Entries from a dataset:
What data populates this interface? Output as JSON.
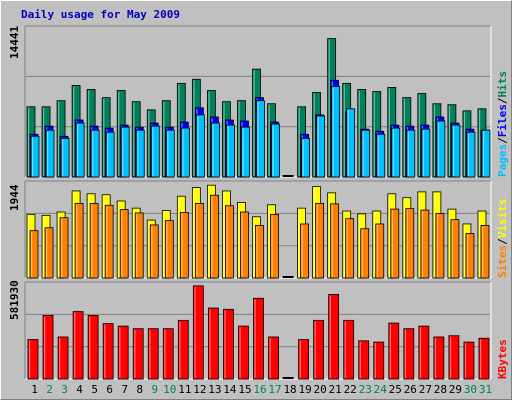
{
  "title": "Daily usage for May 2009",
  "colors": {
    "hits": "#00805c",
    "files": "#0000ff",
    "pages": "#00c0ff",
    "visits": "#ffff00",
    "sites": "#ff8000",
    "kbytes": "#ff0000",
    "weekend_label": "#00805c",
    "weekday_label": "#000000"
  },
  "chart_data": [
    {
      "type": "bar",
      "name": "hits-files-pages",
      "categories": [
        "1",
        "2",
        "3",
        "4",
        "5",
        "6",
        "7",
        "8",
        "9",
        "10",
        "11",
        "12",
        "13",
        "14",
        "15",
        "16",
        "17",
        "18",
        "19",
        "20",
        "21",
        "22",
        "23",
        "24",
        "25",
        "26",
        "27",
        "28",
        "29",
        "30",
        "31"
      ],
      "ymax_label": "14441",
      "ylim": [
        0,
        14441
      ],
      "legend": [
        "Pages",
        "Files",
        "Hits"
      ],
      "series": [
        {
          "name": "Hits",
          "values": [
            6900,
            6900,
            7500,
            9000,
            8600,
            7800,
            8500,
            7400,
            6600,
            7500,
            9200,
            9600,
            8500,
            7400,
            7500,
            10600,
            7200,
            0,
            6900,
            8300,
            13600,
            9200,
            8600,
            8400,
            8800,
            7800,
            8200,
            7200,
            7100,
            6500,
            6700
          ]
        },
        {
          "name": "Files",
          "values": [
            4200,
            5000,
            4000,
            5600,
            5000,
            4800,
            5100,
            4900,
            5300,
            4900,
            5400,
            6800,
            5900,
            5600,
            5500,
            7800,
            5400,
            0,
            4200,
            6100,
            9500,
            6400,
            4700,
            4500,
            5100,
            5000,
            5100,
            5900,
            5300,
            4700,
            4600
          ]
        },
        {
          "name": "Pages",
          "values": [
            4000,
            4600,
            3800,
            5300,
            4600,
            4400,
            4900,
            4600,
            5000,
            4600,
            4800,
            6100,
            5300,
            5100,
            4900,
            7500,
            5200,
            0,
            3800,
            6000,
            8900,
            6700,
            4600,
            4200,
            4800,
            4600,
            4700,
            5500,
            5100,
            4400,
            4600
          ]
        }
      ]
    },
    {
      "type": "bar",
      "name": "visits-sites",
      "categories": [
        "1",
        "2",
        "3",
        "4",
        "5",
        "6",
        "7",
        "8",
        "9",
        "10",
        "11",
        "12",
        "13",
        "14",
        "15",
        "16",
        "17",
        "18",
        "19",
        "20",
        "21",
        "22",
        "23",
        "24",
        "25",
        "26",
        "27",
        "28",
        "29",
        "30",
        "31"
      ],
      "ymax_label": "1944",
      "ylim": [
        0,
        1944
      ],
      "legend": [
        "Sites",
        "Visits"
      ],
      "series": [
        {
          "name": "Visits",
          "values": [
            1330,
            1310,
            1380,
            1820,
            1760,
            1740,
            1610,
            1460,
            1210,
            1410,
            1710,
            1890,
            1940,
            1820,
            1580,
            1280,
            1530,
            0,
            1460,
            1910,
            1780,
            1400,
            1340,
            1400,
            1760,
            1680,
            1800,
            1800,
            1440,
            1130,
            1400
          ]
        },
        {
          "name": "Sites",
          "values": [
            990,
            1050,
            1260,
            1560,
            1560,
            1520,
            1430,
            1360,
            1110,
            1200,
            1370,
            1560,
            1730,
            1510,
            1380,
            1100,
            1330,
            0,
            1130,
            1560,
            1550,
            1240,
            1030,
            1130,
            1440,
            1450,
            1420,
            1350,
            1220,
            930,
            1100
          ]
        }
      ]
    },
    {
      "type": "bar",
      "name": "kbytes",
      "categories": [
        "1",
        "2",
        "3",
        "4",
        "5",
        "6",
        "7",
        "8",
        "9",
        "10",
        "11",
        "12",
        "13",
        "14",
        "15",
        "16",
        "17",
        "18",
        "19",
        "20",
        "21",
        "22",
        "23",
        "24",
        "25",
        "26",
        "27",
        "28",
        "29",
        "30",
        "31"
      ],
      "ymax_label": "581930",
      "ylim": [
        0,
        581930
      ],
      "legend": [
        "KBytes"
      ],
      "series": [
        {
          "name": "KBytes",
          "values": [
            247000,
            398000,
            263000,
            422000,
            398000,
            347000,
            331000,
            315000,
            315000,
            315000,
            367000,
            583000,
            444000,
            436000,
            331000,
            505000,
            263000,
            0,
            247000,
            367000,
            529000,
            367000,
            239000,
            231000,
            350000,
            315000,
            331000,
            263000,
            271000,
            231000,
            255000
          ]
        }
      ]
    }
  ]
}
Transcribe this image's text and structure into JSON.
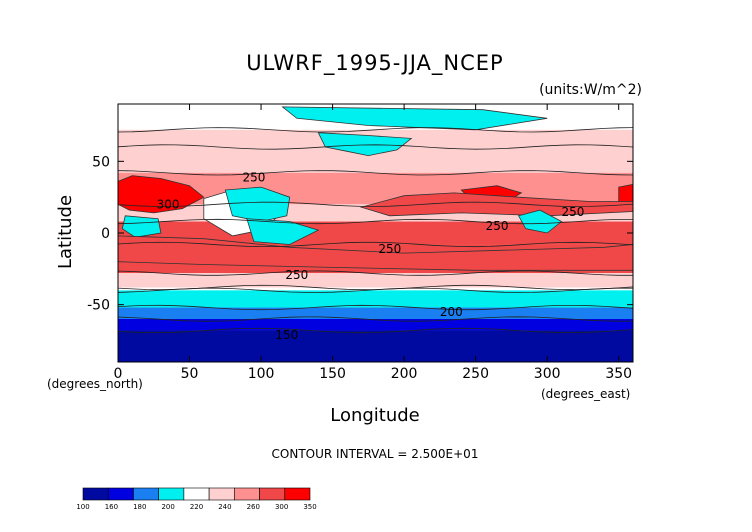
{
  "chart_data": {
    "type": "heatmap",
    "title": "ULWRF_1995-JJA_NCEP",
    "units_label": "(units:W/m^2)",
    "xlabel": "Longitude",
    "ylabel": "Latitude",
    "x_unit_label": "(degrees_east)",
    "y_unit_label": "(degrees_north)",
    "xlim": [
      0,
      360
    ],
    "ylim": [
      -90,
      90
    ],
    "x_ticks": [
      "0",
      "50",
      "100",
      "150",
      "200",
      "250",
      "300",
      "350"
    ],
    "y_ticks": [
      "-50",
      "0",
      "50"
    ],
    "contour_interval_text": "CONTOUR INTERVAL = 2.500E+01",
    "contour_labels": [
      {
        "text": "250",
        "lon": 95,
        "lat": 36
      },
      {
        "text": "300",
        "lon": 35,
        "lat": 17
      },
      {
        "text": "250",
        "lon": 318,
        "lat": 12
      },
      {
        "text": "250",
        "lon": 265,
        "lat": 2
      },
      {
        "text": "250",
        "lon": 190,
        "lat": -14
      },
      {
        "text": "250",
        "lon": 125,
        "lat": -32
      },
      {
        "text": "200",
        "lon": 233,
        "lat": -58
      },
      {
        "text": "150",
        "lon": 118,
        "lat": -74
      }
    ],
    "colorbar": {
      "labels": [
        "100",
        "160",
        "180",
        "200",
        "220",
        "240",
        "260",
        "300",
        "350"
      ],
      "colors": [
        "#000aa0",
        "#0000e0",
        "#1a7ff0",
        "#00f0f0",
        "#ffffff",
        "#ffd0d0",
        "#ff9090",
        "#f04848",
        "#ff0000"
      ]
    },
    "latitude_bands": [
      {
        "lat": [
          72,
          90
        ],
        "color": "#ffffff"
      },
      {
        "lat": [
          60,
          72
        ],
        "color": "#ffd0d0"
      },
      {
        "lat": [
          42,
          60
        ],
        "color": "#ffd0d0"
      },
      {
        "lat": [
          20,
          42
        ],
        "color": "#ff9090"
      },
      {
        "lat": [
          8,
          20
        ],
        "color": "#ffd0d0"
      },
      {
        "lat": [
          -8,
          8
        ],
        "color": "#f04848"
      },
      {
        "lat": [
          -28,
          -8
        ],
        "color": "#f04848"
      },
      {
        "lat": [
          -38,
          -28
        ],
        "color": "#ffd0d0"
      },
      {
        "lat": [
          -40,
          -38
        ],
        "color": "#ffffff"
      },
      {
        "lat": [
          -52,
          -40
        ],
        "color": "#00f0f0"
      },
      {
        "lat": [
          -60,
          -52
        ],
        "color": "#1a7ff0"
      },
      {
        "lat": [
          -68,
          -60
        ],
        "color": "#0000e0"
      },
      {
        "lat": [
          -90,
          -68
        ],
        "color": "#000aa0"
      }
    ],
    "regions": [
      {
        "name": "north-pacific-cool",
        "color": "#00f0f0",
        "pts": [
          [
            140,
            70
          ],
          [
            175,
            68
          ],
          [
            205,
            66
          ],
          [
            195,
            58
          ],
          [
            175,
            54
          ],
          [
            160,
            57
          ],
          [
            145,
            60
          ]
        ]
      },
      {
        "name": "arctic-cyan",
        "color": "#00f0f0",
        "pts": [
          [
            115,
            88
          ],
          [
            255,
            86
          ],
          [
            300,
            80
          ],
          [
            250,
            72
          ],
          [
            175,
            75
          ],
          [
            125,
            80
          ]
        ]
      },
      {
        "name": "sahara-hot",
        "color": "#ff0000",
        "pts": [
          [
            0,
            36
          ],
          [
            10,
            40
          ],
          [
            30,
            38
          ],
          [
            50,
            33
          ],
          [
            60,
            25
          ],
          [
            45,
            17
          ],
          [
            25,
            14
          ],
          [
            8,
            16
          ],
          [
            0,
            20
          ]
        ]
      },
      {
        "name": "hot-n-america",
        "color": "#ff0000",
        "pts": [
          [
            240,
            30
          ],
          [
            265,
            33
          ],
          [
            282,
            28
          ],
          [
            272,
            22
          ],
          [
            250,
            20
          ]
        ]
      },
      {
        "name": "hot-east-asia",
        "color": "#ff0000",
        "pts": [
          [
            350,
            32
          ],
          [
            360,
            34
          ],
          [
            360,
            18
          ],
          [
            350,
            20
          ]
        ]
      },
      {
        "name": "nh-warm-band",
        "color": "#f04848",
        "pts": [
          [
            170,
            18
          ],
          [
            200,
            26
          ],
          [
            235,
            28
          ],
          [
            280,
            25
          ],
          [
            330,
            22
          ],
          [
            360,
            22
          ],
          [
            360,
            15
          ],
          [
            300,
            12
          ],
          [
            240,
            14
          ],
          [
            190,
            12
          ]
        ]
      },
      {
        "name": "monsoon-asia",
        "color": "#ffffff",
        "pts": [
          [
            60,
            24
          ],
          [
            80,
            30
          ],
          [
            100,
            25
          ],
          [
            110,
            10
          ],
          [
            100,
            2
          ],
          [
            80,
            -2
          ],
          [
            60,
            10
          ]
        ]
      },
      {
        "name": "tibet-cyan",
        "color": "#00f0f0",
        "pts": [
          [
            75,
            30
          ],
          [
            100,
            32
          ],
          [
            120,
            25
          ],
          [
            118,
            12
          ],
          [
            100,
            8
          ],
          [
            80,
            12
          ]
        ]
      },
      {
        "name": "indonesia-cyan",
        "color": "#00f0f0",
        "pts": [
          [
            90,
            10
          ],
          [
            120,
            8
          ],
          [
            140,
            2
          ],
          [
            120,
            -8
          ],
          [
            95,
            -6
          ]
        ]
      },
      {
        "name": "west-africa-cyan",
        "color": "#00f0f0",
        "pts": [
          [
            5,
            12
          ],
          [
            28,
            10
          ],
          [
            30,
            0
          ],
          [
            12,
            -3
          ],
          [
            3,
            3
          ]
        ]
      },
      {
        "name": "amazon-cyan",
        "color": "#00f0f0",
        "pts": [
          [
            280,
            12
          ],
          [
            295,
            16
          ],
          [
            310,
            8
          ],
          [
            300,
            0
          ],
          [
            285,
            3
          ]
        ]
      },
      {
        "name": "sh-warm-core",
        "color": "#f04848",
        "pts": [
          [
            0,
            -2
          ],
          [
            60,
            -4
          ],
          [
            120,
            -10
          ],
          [
            200,
            -14
          ],
          [
            270,
            -12
          ],
          [
            340,
            -10
          ],
          [
            360,
            -8
          ],
          [
            360,
            -26
          ],
          [
            250,
            -26
          ],
          [
            150,
            -24
          ],
          [
            60,
            -22
          ],
          [
            0,
            -20
          ]
        ]
      }
    ]
  }
}
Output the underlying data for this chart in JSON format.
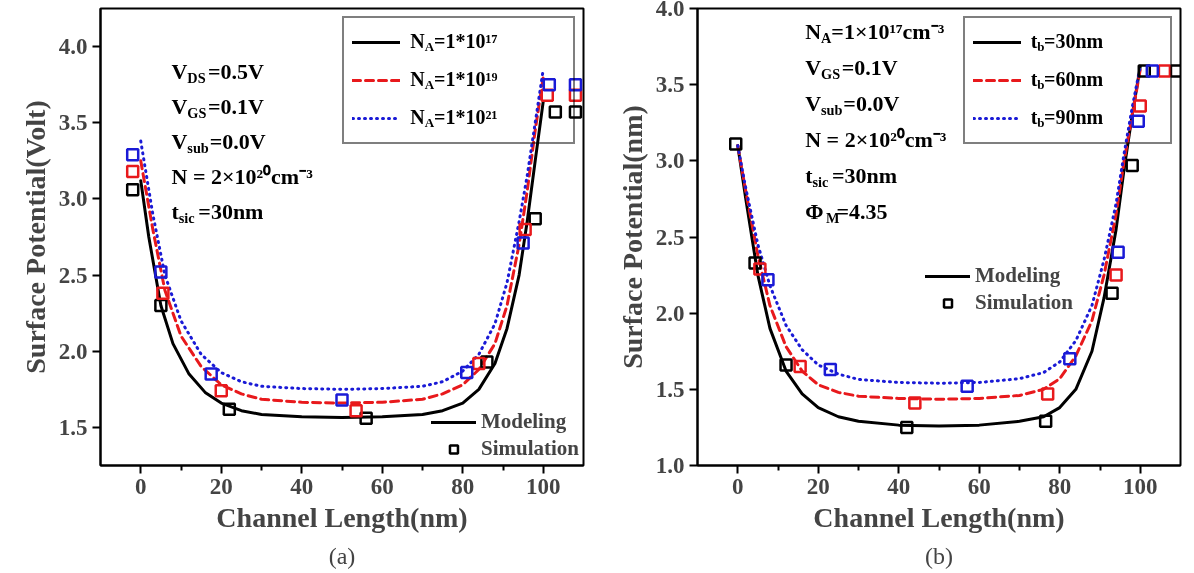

### EXERCISE TASK:
Find and copy each line above that includes the string "Output".

### PROBLEM SOLUTION:
What data populates this interface? Output as JSON.
Output the underlying data for this chart in JSON format.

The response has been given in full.